--- Provided records ---
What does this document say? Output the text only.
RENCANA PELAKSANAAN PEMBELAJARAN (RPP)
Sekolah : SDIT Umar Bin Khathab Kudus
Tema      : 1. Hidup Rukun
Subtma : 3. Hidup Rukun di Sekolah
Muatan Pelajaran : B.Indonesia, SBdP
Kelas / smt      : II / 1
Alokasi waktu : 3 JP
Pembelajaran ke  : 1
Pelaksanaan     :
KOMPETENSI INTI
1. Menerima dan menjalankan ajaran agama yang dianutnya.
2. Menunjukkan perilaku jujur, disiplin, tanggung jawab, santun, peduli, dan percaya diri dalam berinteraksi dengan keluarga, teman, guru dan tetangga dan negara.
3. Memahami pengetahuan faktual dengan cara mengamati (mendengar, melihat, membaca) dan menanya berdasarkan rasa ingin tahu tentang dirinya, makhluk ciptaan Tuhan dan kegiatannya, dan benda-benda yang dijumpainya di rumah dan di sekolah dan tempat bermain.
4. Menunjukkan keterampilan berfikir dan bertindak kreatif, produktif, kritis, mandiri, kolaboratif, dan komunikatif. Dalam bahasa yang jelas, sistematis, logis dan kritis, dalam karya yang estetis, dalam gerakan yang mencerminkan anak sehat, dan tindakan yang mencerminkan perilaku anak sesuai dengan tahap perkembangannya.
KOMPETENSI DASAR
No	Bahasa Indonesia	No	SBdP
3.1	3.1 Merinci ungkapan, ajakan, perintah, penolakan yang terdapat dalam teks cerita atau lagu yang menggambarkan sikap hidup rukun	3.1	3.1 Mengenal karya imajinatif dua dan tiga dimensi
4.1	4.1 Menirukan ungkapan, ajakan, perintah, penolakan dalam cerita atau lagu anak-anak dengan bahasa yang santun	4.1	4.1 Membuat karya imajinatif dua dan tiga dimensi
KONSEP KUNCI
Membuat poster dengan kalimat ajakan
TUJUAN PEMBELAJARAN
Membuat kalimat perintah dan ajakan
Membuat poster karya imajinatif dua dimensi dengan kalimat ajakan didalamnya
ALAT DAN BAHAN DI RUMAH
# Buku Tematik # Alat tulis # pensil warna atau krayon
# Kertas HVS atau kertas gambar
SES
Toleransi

--- Required task ---
Generate an exact reproduction of all entries.

--- Final result ---
What does this document say? Output the text only.
RENCANA PELAKSANAAN PEMBELAJARAN (RPP)
Sekolah : SDIT Umar Bin Khathab Kudus
Tema      : 1. Hidup Rukun
Subtma : 3. Hidup Rukun di Sekolah
Muatan Pelajaran : B.Indonesia, SBdP
Kelas / smt      : II / 1
Alokasi waktu : 3 JP
Pembelajaran ke  : 1
Pelaksanaan     :
KOMPETENSI INTI
1. Menerima dan menjalankan ajaran agama yang dianutnya.
2. Menunjukkan perilaku jujur, disiplin, tanggung jawab, santun, peduli, dan percaya diri dalam berinteraksi dengan keluarga, teman, guru dan tetangga dan negara.
3. Memahami pengetahuan faktual dengan cara mengamati (mendengar, melihat, membaca) dan menanya berdasarkan rasa ingin tahu tentang dirinya, makhluk ciptaan Tuhan dan kegiatannya, dan benda-benda yang dijumpainya di rumah dan di sekolah dan tempat bermain.
4. Menunjukkan keterampilan berfikir dan bertindak kreatif, produktif, kritis, mandiri, kolaboratif, dan komunikatif. Dalam bahasa yang jelas, sistematis, logis dan kritis, dalam karya yang estetis, dalam gerakan yang mencerminkan anak sehat, dan tindakan yang mencerminkan perilaku anak sesuai dengan tahap perkembangannya.
KOMPETENSI DASAR
No	Bahasa Indonesia	No	SBdP
3.1	3.1 Merinci ungkapan, ajakan, perintah, penolakan yang terdapat dalam teks cerita atau lagu yang menggambarkan sikap hidup rukun	3.1	3.1 Mengenal karya imajinatif dua dan tiga dimensi
4.1	4.1 Menirukan ungkapan, ajakan, perintah, penolakan dalam cerita atau lagu anak-anak dengan bahasa yang santun	4.1	4.1 Membuat karya imajinatif dua dan tiga dimensi
KONSEP KUNCI
Membuat poster dengan kalimat ajakan
TUJUAN PEMBELAJARAN
Membuat kalimat perintah dan ajakan
Membuat poster karya imajinatif dua dimensi dengan kalimat ajakan didalamnya
ALAT DAN BAHAN DI RUMAH
# Buku Tematik # Alat tulis # pensil warna atau krayon
# Kertas HVS atau kertas gambar
SES
Toleransi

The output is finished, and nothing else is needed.